Record set:

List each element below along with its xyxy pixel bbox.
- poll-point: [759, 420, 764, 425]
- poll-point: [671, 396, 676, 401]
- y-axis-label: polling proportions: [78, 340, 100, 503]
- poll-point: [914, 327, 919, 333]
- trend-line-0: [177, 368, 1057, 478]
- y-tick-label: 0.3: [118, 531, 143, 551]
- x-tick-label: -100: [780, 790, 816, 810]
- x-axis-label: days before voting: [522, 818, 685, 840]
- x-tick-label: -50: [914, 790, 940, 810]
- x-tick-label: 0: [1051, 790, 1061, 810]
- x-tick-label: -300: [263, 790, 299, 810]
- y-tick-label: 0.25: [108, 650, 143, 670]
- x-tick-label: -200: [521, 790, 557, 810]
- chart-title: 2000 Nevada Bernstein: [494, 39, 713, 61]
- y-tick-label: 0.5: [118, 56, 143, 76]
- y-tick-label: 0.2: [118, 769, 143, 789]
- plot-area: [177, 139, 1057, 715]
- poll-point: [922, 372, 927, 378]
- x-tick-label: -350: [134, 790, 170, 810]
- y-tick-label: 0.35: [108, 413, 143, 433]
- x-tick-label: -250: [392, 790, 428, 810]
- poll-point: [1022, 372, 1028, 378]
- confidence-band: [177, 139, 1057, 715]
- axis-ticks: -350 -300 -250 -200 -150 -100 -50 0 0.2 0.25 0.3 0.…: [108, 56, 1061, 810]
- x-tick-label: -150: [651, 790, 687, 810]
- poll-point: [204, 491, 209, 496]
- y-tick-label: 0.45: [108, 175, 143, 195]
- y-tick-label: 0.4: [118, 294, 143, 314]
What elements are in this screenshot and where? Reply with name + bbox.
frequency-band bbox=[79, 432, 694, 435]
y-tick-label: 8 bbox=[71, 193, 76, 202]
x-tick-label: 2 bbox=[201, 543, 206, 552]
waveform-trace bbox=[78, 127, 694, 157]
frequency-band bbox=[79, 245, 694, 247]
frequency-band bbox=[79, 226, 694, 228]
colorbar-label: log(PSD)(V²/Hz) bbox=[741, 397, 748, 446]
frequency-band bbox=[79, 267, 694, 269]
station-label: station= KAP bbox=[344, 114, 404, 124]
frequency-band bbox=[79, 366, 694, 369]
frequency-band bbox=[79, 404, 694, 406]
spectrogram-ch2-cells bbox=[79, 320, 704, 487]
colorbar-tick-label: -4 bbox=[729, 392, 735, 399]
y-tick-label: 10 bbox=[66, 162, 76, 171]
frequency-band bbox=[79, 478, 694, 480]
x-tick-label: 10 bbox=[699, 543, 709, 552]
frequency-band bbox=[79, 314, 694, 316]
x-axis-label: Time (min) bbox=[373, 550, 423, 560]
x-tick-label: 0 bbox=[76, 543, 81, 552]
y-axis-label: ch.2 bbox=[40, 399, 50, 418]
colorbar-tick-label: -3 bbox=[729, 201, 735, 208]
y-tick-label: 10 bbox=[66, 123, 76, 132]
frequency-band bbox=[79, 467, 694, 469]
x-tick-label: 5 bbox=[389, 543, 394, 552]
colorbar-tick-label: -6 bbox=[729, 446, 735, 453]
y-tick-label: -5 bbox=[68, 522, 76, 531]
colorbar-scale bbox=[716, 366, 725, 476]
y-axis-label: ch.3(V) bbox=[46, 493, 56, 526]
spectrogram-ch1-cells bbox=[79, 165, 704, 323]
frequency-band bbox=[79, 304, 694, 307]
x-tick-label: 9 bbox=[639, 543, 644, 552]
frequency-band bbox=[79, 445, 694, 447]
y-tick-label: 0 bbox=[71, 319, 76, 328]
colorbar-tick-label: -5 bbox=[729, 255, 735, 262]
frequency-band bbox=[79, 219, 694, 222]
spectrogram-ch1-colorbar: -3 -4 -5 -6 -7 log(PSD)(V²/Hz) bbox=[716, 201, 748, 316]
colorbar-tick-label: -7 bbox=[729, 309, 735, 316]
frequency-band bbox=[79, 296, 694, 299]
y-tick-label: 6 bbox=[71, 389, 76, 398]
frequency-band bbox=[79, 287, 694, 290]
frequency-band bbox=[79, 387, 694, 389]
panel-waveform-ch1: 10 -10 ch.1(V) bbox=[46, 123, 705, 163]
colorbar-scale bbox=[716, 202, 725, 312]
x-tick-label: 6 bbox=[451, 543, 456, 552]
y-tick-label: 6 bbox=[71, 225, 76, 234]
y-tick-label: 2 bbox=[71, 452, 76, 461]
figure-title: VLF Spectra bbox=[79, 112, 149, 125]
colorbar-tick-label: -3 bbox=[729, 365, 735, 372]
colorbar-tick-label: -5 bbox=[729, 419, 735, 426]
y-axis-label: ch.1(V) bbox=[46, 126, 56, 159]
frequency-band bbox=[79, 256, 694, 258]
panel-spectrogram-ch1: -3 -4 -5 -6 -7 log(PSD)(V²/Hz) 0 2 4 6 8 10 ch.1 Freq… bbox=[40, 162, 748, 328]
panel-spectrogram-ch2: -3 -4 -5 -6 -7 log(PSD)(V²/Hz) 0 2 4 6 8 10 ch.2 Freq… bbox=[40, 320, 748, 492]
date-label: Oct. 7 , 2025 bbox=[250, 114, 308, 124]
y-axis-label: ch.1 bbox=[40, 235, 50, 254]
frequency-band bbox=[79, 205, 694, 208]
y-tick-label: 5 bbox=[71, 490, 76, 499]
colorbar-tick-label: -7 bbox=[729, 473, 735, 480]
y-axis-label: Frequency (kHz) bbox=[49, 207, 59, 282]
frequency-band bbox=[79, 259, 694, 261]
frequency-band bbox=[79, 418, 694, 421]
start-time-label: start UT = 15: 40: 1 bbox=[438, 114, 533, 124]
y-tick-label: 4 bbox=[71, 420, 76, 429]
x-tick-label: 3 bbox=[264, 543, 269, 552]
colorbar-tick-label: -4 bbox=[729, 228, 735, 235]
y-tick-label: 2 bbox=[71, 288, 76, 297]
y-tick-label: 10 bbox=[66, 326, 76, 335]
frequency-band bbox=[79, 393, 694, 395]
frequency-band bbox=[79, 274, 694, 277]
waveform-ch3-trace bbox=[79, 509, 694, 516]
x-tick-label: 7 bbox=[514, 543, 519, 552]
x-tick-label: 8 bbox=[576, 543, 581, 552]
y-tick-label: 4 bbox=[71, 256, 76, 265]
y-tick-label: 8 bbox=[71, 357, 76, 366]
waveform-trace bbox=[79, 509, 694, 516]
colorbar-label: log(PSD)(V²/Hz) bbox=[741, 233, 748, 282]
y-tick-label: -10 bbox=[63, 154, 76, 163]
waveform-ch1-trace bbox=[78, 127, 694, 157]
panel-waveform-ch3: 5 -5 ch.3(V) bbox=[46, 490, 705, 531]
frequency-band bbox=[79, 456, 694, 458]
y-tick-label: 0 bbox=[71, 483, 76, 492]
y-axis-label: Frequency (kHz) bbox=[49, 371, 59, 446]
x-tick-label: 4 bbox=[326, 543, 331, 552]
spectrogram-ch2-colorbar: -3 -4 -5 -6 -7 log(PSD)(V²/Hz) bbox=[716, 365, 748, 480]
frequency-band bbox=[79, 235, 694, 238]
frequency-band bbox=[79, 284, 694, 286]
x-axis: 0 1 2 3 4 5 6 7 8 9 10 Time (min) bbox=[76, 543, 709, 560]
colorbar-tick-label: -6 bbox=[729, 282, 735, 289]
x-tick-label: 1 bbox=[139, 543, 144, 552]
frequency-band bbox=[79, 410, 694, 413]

Problem statement:
Recast everything above, from the first line down to and including the line containing "- y-tick-label: 0.3: [118, 531, 143, 551]", as a JSON list of strings with one string per line and blank lines left out.

Answer:
[
  "List each element below along with its xyxy pixel bbox.",
  "- poll-point: [759, 420, 764, 425]",
  "- poll-point: [671, 396, 676, 401]",
  "- y-axis-label: polling proportions: [78, 340, 100, 503]",
  "- poll-point: [914, 327, 919, 333]",
  "- trend-line-0: [177, 368, 1057, 478]",
  "- y-tick-label: 0.3: [118, 531, 143, 551]"
]